Item 3.03. Material Modification to Rights of Security Holders.

The information set forth in Item 5.03 of this Current Report on Form 8-K is incorporated herein by reference.

Item 5.03. Amendments to Articles of Incorporation or Bylaws; Change in Fiscal Year.

On October 26, 2020, U.S. Bancorp, a Delaware corporation (the "Company"), filed a Certificate of Designations for the purpose of amending its Certificate of Incorporation to fix the designations, preferences, limitations and relative rights of its Series L Non-Cumulative Perpetual Preferred Stock, par value $1.00 per share and a liquidation preference of $25,000 per share (the "Preferred Stock"). A copy of the Certificate of Designations is attached hereto as Exhibit 4.1 and is incorporated herein by reference.




Item 8.01. Other Events.


On October 27, 2020, the Company closed the sale of 20,000,000 depositary shares (the "Depositary Shares"), with each Depositary Share representing ownership of 1/1,000th of a share of the Company's Preferred Stock, which were registered pursuant to a registration statement on Form S-3 (SEC File No. 333-237082), which was automatically effective on March 11, 2020 (the "Registration Statement"). The following documents are being filed with this report on Form 8-K and shall be incorporated by reference into the Registration Statement: (i) Underwriting Agreement, dated October 20, 2020, between the Company and Morgan Stanley & Co. LLC, U.S. Bancorp Investments, Inc., BofA Securities, Inc., RBC Capital Markets, LLC, UBS Securities LLC and Wells Fargo Securities, LLC, as representatives of the underwriters named in Schedule I thereto, which incorporates by reference the U.S. Bancorp Underwriting Agreement Standard Provisions (Preferred Stock, Which May Be Represented by Depositary Shares) (October 20, 2020); (ii) Certificate of Designations of the Company, dated October 26, 2020; (iii) form of certificate representing the Company's Preferred Stock; (iv) Deposit Agreement, dated October 27, 2020, among U.S. Bancorp, U.S. Bank National Association and the holders from time to time of the depositary receipts described therein; (v) form of depositary receipt representing the Depositary Shares; and (vi) validity opinion with respect to the Depositary Shares and the Preferred Stock.

▶ _Exercise task_
Write out the passage of the Form 8-K filing between "The information set" and "in Fiscal Year.", inclusive, word for word.

Records:
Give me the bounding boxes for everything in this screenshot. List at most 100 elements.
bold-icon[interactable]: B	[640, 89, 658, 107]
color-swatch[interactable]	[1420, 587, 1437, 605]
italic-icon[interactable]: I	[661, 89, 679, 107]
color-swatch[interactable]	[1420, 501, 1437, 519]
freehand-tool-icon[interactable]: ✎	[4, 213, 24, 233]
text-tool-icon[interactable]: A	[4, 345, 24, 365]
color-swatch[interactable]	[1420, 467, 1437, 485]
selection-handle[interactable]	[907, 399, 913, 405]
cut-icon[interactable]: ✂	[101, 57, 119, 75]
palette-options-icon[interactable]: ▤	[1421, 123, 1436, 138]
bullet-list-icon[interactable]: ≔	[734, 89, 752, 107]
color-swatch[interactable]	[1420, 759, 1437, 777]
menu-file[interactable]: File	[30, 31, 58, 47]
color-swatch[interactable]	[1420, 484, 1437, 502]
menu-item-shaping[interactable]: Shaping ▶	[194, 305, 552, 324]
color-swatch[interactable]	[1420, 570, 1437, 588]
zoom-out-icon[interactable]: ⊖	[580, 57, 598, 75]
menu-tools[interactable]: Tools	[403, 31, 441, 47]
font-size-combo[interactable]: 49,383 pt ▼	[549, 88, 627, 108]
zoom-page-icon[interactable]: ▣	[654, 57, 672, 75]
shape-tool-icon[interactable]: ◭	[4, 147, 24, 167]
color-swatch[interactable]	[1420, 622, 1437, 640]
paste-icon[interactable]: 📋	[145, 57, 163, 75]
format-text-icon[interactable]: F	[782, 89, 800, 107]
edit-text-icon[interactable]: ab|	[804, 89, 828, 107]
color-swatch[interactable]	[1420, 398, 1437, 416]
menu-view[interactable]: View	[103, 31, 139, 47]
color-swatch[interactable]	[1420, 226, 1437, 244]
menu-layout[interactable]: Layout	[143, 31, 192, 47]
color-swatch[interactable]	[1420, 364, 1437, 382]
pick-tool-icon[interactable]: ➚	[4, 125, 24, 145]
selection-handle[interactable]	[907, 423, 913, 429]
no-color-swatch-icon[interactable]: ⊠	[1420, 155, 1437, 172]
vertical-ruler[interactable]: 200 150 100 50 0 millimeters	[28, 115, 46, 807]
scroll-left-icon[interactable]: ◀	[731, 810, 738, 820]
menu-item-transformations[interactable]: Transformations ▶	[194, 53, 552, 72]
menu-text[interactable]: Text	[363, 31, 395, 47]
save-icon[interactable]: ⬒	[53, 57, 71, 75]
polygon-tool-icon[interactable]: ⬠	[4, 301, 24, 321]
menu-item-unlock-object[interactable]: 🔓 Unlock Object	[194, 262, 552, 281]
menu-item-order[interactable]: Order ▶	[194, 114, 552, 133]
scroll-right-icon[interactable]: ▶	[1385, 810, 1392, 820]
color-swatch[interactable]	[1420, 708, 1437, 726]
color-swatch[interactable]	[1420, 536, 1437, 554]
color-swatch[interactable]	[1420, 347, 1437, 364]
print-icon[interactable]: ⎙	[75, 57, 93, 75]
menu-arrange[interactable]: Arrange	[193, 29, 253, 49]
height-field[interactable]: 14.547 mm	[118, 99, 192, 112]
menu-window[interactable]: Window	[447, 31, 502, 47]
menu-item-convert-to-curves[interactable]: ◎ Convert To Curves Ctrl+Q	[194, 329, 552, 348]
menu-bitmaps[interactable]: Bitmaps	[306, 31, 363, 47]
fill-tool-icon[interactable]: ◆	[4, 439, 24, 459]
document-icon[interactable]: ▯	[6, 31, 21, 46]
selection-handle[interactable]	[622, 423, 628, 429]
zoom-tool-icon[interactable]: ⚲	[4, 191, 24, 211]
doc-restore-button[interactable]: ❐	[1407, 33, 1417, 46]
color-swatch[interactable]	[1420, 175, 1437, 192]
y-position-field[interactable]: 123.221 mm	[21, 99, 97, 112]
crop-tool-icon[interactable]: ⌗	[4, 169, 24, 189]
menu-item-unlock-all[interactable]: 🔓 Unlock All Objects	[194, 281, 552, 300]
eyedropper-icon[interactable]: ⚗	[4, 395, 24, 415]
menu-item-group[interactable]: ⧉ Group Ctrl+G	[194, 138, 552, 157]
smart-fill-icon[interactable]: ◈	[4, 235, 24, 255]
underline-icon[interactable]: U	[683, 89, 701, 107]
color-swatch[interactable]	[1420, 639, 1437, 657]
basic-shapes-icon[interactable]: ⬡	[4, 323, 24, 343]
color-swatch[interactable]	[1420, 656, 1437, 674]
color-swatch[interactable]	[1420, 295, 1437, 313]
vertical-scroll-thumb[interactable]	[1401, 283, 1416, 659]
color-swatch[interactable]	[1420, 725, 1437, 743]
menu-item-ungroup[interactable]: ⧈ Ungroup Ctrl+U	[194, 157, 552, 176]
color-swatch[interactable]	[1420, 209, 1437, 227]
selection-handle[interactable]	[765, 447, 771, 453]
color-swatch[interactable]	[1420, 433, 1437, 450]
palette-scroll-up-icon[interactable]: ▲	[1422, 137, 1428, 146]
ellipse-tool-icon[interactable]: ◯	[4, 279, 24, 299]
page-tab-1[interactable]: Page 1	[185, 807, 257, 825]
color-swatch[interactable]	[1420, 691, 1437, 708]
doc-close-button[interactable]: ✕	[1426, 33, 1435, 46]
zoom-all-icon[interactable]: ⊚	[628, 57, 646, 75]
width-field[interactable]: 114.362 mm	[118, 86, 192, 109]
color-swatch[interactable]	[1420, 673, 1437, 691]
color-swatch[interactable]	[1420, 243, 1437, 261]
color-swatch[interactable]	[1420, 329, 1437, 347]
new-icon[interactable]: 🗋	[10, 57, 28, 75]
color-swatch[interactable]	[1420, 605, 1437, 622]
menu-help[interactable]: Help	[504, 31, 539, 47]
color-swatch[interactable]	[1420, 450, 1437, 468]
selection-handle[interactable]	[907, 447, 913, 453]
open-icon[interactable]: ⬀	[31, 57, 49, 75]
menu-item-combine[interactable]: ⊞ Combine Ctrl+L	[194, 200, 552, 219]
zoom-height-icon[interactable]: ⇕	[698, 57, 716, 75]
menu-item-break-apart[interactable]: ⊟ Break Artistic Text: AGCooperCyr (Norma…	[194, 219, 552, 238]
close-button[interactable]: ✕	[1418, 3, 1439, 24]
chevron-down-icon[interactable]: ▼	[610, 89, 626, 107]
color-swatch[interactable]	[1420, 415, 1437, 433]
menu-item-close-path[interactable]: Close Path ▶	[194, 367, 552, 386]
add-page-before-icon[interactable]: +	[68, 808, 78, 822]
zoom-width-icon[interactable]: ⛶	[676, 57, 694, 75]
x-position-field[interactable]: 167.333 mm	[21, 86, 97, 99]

▶ _Output for this task_
The information set forth in Item 5.03 of this Current Report on Form 8-K is incorporated herein by reference.

Item 5.03. Amendments to Articles of Incorporation or Bylaws; Change in Fiscal Year.